***** GIVEN RECORDS

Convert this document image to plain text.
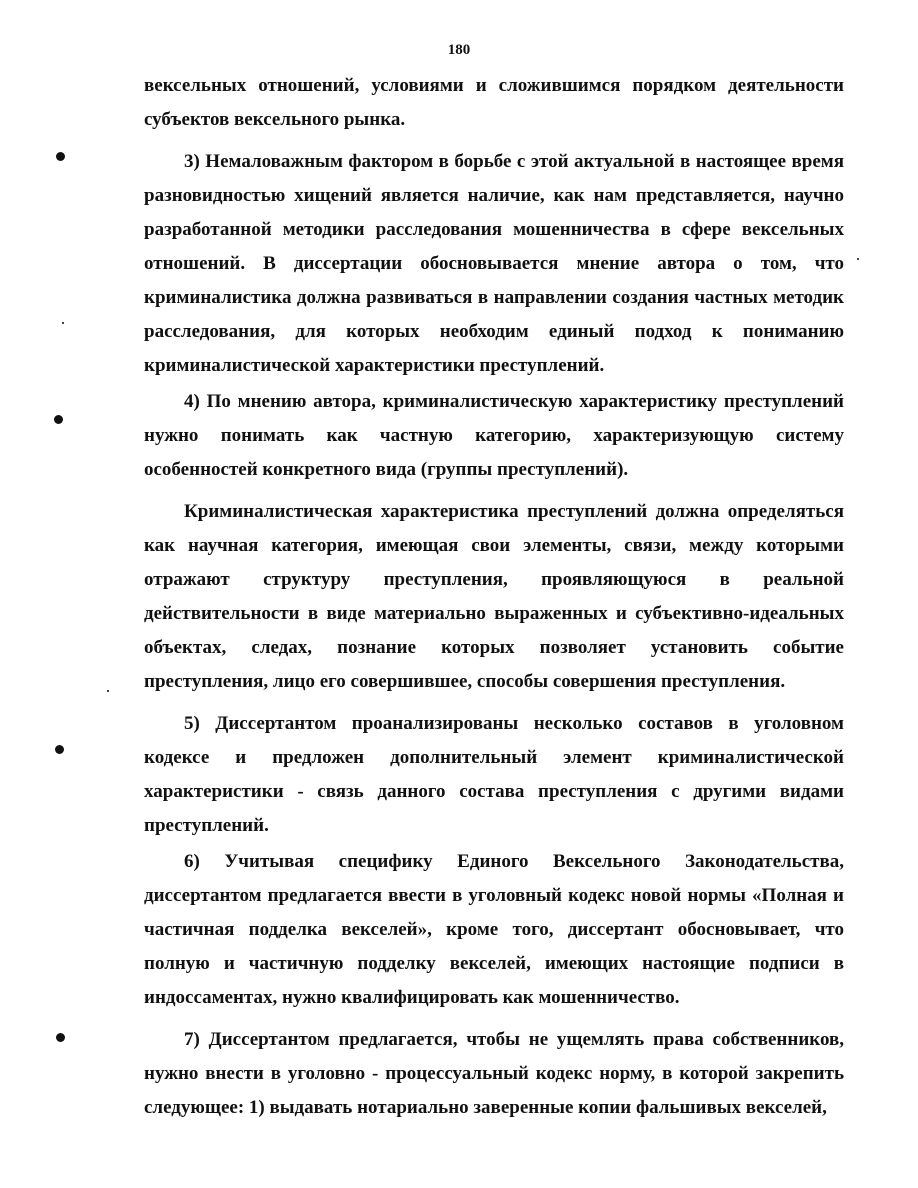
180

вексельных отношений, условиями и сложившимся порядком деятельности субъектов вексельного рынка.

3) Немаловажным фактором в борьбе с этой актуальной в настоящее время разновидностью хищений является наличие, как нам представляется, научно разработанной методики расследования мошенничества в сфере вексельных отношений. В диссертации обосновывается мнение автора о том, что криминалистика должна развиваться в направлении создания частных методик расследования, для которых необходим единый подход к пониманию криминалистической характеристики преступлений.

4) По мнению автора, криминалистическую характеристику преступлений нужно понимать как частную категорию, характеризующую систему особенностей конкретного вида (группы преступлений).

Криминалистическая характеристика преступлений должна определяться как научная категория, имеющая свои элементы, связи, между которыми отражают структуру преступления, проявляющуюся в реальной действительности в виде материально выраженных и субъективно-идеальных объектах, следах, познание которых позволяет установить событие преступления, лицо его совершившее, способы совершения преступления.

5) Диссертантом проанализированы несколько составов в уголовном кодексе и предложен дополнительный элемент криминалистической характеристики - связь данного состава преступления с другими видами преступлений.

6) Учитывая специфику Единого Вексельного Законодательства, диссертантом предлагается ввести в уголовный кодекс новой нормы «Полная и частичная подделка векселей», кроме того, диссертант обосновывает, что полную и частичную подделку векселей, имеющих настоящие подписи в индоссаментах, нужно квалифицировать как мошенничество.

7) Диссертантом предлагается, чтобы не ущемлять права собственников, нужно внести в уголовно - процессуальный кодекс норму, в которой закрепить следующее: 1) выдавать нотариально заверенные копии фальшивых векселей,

**********
***** GIVEN RECORDS

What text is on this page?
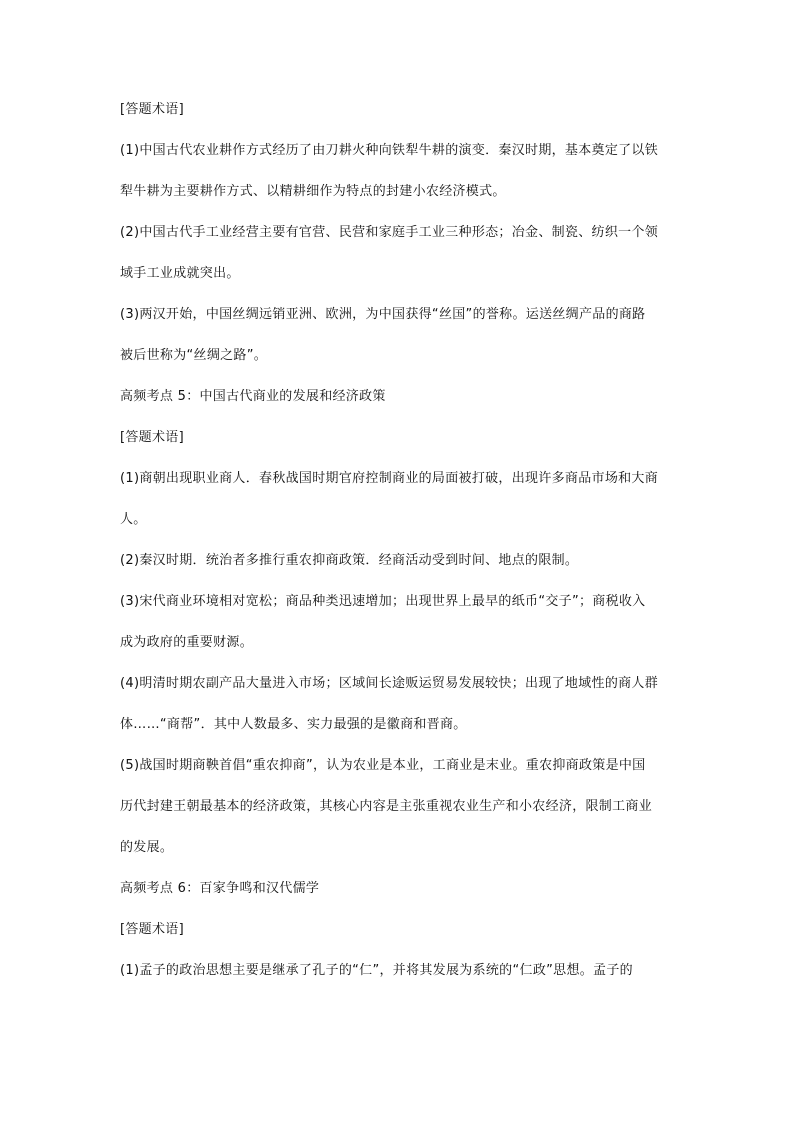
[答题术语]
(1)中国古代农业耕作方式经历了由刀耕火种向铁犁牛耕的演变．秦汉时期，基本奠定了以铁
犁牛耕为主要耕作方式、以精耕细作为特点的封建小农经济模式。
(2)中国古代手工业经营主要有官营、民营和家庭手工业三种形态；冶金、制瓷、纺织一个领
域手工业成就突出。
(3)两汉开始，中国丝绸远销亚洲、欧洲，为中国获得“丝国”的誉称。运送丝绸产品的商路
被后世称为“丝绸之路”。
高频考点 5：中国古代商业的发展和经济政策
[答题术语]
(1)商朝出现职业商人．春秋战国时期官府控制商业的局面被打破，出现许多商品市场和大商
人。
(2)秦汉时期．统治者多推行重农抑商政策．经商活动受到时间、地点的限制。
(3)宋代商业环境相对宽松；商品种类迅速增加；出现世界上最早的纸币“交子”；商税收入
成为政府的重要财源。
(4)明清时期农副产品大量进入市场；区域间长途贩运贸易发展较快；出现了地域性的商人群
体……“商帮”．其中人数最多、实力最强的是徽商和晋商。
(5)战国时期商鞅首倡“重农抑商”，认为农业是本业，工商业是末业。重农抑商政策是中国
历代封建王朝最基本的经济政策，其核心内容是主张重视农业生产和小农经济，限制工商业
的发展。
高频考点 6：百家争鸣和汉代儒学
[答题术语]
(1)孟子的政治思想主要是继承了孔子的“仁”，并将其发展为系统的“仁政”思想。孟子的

**********

● **TASK OBJECTIVE**
Which lines above contain "которых"? Show each of them.

● **TASK ANSWER**
3) Немаловажным фактором в борьбе с этой актуальной в настоящее время разновидностью хищений является наличие, как нам представляется, научно разработанной методики расследования мошенничества в сфере вексельных отношений. В диссертации обосновывается мнение автора о том, что криминалистика должна развиваться в направлении создания частных методик расследования, для которых необходим единый подход к пониманию криминалистической характеристики преступлений.
Криминалистическая характеристика преступлений должна определяться как научная категория, имеющая свои элементы, связи, между которыми отражают структуру преступления, проявляющуюся в реальной действительности в виде материально выраженных и субъективно-идеальных объектах, следах, познание которых позволяет установить событие преступления, лицо его совершившее, способы совершения преступления.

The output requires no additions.